** Exercise data **
==============================
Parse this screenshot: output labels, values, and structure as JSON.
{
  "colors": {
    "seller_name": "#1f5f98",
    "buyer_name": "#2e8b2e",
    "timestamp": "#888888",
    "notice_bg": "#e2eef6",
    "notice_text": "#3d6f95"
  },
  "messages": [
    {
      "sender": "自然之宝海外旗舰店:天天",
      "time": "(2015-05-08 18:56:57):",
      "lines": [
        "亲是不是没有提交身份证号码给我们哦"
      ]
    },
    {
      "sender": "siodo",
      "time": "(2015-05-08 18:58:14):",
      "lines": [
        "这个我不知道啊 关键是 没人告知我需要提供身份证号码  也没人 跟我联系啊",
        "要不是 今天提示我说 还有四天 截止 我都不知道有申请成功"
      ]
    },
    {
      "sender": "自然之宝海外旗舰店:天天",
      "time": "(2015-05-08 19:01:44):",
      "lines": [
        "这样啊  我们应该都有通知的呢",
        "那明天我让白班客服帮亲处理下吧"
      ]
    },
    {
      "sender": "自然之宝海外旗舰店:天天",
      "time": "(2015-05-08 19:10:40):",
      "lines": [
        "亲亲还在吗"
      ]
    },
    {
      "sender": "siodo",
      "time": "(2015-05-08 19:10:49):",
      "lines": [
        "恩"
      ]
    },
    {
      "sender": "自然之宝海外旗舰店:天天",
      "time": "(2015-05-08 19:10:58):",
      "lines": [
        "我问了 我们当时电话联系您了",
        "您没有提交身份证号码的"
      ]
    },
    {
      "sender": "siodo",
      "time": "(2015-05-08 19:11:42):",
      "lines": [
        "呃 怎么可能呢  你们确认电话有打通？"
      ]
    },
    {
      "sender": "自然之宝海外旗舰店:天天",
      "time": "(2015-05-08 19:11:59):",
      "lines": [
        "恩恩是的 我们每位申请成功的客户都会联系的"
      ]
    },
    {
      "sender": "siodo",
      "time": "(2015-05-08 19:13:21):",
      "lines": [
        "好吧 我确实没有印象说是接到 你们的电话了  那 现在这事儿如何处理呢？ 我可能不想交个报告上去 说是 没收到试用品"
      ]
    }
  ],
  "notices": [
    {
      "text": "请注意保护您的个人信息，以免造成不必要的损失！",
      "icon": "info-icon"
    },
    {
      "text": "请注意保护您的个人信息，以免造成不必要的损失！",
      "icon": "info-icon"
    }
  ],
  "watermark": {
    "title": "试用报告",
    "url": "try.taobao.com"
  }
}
==============================
Extract all the entries word for word.

Parse this screenshot: output labels, values, and structure as JSON.
{
  "colors": {
    "seller_name": "#1f5f98",
    "buyer_name": "#2e8b2e",
    "timestamp": "#888888",
    "notice_bg": "#e2eef6",
    "notice_text": "#3d6f95"
  },
  "messages": [
    {
      "sender": "自然之宝海外旗舰店:天天",
      "time": "(2015-05-08 18:56:57):",
      "lines": [
        "亲是不是没有提交身份证号码给我们哦"
      ]
    },
    {
      "sender": "siodo",
      "time": "(2015-05-08 18:58:14):",
      "lines": [
        "这个我不知道啊 关键是 没人告知我需要提供身份证号码  也没人 跟我联系啊",
        "要不是 今天提示我说 还有四天 截止 我都不知道有申请成功"
      ]
    },
    {
      "sender": "自然之宝海外旗舰店:天天",
      "time": "(2015-05-08 19:01:44):",
      "lines": [
        "这样啊  我们应该都有通知的呢",
        "那明天我让白班客服帮亲处理下吧"
      ]
    },
    {
      "sender": "自然之宝海外旗舰店:天天",
      "time": "(2015-05-08 19:10:40):",
      "lines": [
        "亲亲还在吗"
      ]
    },
    {
      "sender": "siodo",
      "time": "(2015-05-08 19:10:49):",
      "lines": [
        "恩"
      ]
    },
    {
      "sender": "自然之宝海外旗舰店:天天",
      "time": "(2015-05-08 19:10:58):",
      "lines": [
        "我问了 我们当时电话联系您了",
        "您没有提交身份证号码的"
      ]
    },
    {
      "sender": "siodo",
      "time": "(2015-05-08 19:11:42):",
      "lines": [
        "呃 怎么可能呢  你们确认电话有打通？"
      ]
    },
    {
      "sender": "自然之宝海外旗舰店:天天",
      "time": "(2015-05-08 19:11:59):",
      "lines": [
        "恩恩是的 我们每位申请成功的客户都会联系的"
      ]
    },
    {
      "sender": "siodo",
      "time": "(2015-05-08 19:13:21):",
      "lines": [
        "好吧 我确实没有印象说是接到 你们的电话了  那 现在这事儿如何处理呢？ 我可能不想交个报告上去 说是 没收到试用品"
      ]
    }
  ],
  "notices": [
    {
      "text": "请注意保护您的个人信息，以免造成不必要的损失！",
      "icon": "info-icon"
    },
    {
      "text": "请注意保护您的个人信息，以免造成不必要的损失！",
      "icon": "info-icon"
    }
  ],
  "watermark": {
    "title": "试用报告",
    "url": "try.taobao.com"
  }
}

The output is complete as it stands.